[INPUT DATA]:
══════════════════════════════
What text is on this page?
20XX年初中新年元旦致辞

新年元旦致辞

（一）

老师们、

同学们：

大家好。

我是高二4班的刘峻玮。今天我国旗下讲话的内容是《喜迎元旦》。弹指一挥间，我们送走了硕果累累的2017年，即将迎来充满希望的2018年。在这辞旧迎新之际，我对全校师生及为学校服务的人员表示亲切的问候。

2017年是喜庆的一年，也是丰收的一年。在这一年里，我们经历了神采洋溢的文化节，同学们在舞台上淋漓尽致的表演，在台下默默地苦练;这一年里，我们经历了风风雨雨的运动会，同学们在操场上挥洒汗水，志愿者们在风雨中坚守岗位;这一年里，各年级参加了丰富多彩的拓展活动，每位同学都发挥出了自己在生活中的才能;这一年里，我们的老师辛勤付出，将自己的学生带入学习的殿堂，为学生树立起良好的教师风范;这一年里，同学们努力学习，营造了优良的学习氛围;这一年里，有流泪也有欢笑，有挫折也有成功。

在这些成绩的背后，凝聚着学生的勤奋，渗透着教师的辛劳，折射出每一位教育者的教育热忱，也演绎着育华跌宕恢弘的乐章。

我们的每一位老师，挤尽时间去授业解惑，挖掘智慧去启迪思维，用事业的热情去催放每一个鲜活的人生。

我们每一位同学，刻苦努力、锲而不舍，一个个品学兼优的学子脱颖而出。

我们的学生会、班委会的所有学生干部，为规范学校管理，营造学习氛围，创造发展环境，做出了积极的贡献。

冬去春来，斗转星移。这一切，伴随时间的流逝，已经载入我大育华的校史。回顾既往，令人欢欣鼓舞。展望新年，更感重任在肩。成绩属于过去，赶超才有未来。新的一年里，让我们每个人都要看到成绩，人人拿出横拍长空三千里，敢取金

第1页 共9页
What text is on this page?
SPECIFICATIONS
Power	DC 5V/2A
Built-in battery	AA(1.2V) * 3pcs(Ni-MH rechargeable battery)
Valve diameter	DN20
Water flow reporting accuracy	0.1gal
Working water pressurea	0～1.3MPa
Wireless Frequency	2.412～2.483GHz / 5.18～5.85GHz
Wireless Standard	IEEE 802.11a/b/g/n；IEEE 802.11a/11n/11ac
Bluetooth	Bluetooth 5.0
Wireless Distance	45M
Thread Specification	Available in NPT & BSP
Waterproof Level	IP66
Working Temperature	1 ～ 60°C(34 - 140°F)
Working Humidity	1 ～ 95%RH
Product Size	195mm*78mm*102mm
══════════════════════════════
[WHAT YOU ARE ASKED TO DO]:
Transcribe all of the lines in the records precisely.

[CORRECT RESULT]:
What text is on this page?
20XX年初中新年元旦致辞

新年元旦致辞

（一）

老师们、

同学们：

大家好。

我是高二4班的刘峻玮。今天我国旗下讲话的内容是《喜迎元旦》。弹指一挥间，我们送走了硕果累累的2017年，即将迎来充满希望的2018年。在这辞旧迎新之际，我对全校师生及为学校服务的人员表示亲切的问候。

2017年是喜庆的一年，也是丰收的一年。在这一年里，我们经历了神采洋溢的文化节，同学们在舞台上淋漓尽致的表演，在台下默默地苦练;这一年里，我们经历了风风雨雨的运动会，同学们在操场上挥洒汗水，志愿者们在风雨中坚守岗位;这一年里，各年级参加了丰富多彩的拓展活动，每位同学都发挥出了自己在生活中的才能;这一年里，我们的老师辛勤付出，将自己的学生带入学习的殿堂，为学生树立起良好的教师风范;这一年里，同学们努力学习，营造了优良的学习氛围;这一年里，有流泪也有欢笑，有挫折也有成功。

在这些成绩的背后，凝聚着学生的勤奋，渗透着教师的辛劳，折射出每一位教育者的教育热忱，也演绎着育华跌宕恢弘的乐章。

我们的每一位老师，挤尽时间去授业解惑，挖掘智慧去启迪思维，用事业的热情去催放每一个鲜活的人生。

我们每一位同学，刻苦努力、锲而不舍，一个个品学兼优的学子脱颖而出。

我们的学生会、班委会的所有学生干部，为规范学校管理，营造学习氛围，创造发展环境，做出了积极的贡献。

冬去春来，斗转星移。这一切，伴随时间的流逝，已经载入我大育华的校史。回顾既往，令人欢欣鼓舞。展望新年，更感重任在肩。成绩属于过去，赶超才有未来。新的一年里，让我们每个人都要看到成绩，人人拿出横拍长空三千里，敢取金

第1页 共9页
What text is on this page?
SPECIFICATIONS
Power	DC 5V/2A
Built-in battery	AA(1.2V) * 3pcs(Ni-MH rechargeable battery)
Valve diameter	DN20
Water flow reporting accuracy	0.1gal
Working water pressurea	0～1.3MPa
Wireless Frequency	2.412～2.483GHz / 5.18～5.85GHz
Wireless Standard	IEEE 802.11a/b/g/n；IEEE 802.11a/11n/11ac
Bluetooth	Bluetooth 5.0
Wireless Distance	45M
Thread Specification	Available in NPT & BSP
Waterproof Level	IP66
Working Temperature	1 ～ 60°C(34 - 140°F)
Working Humidity	1 ～ 95%RH
Product Size	195mm*78mm*102mm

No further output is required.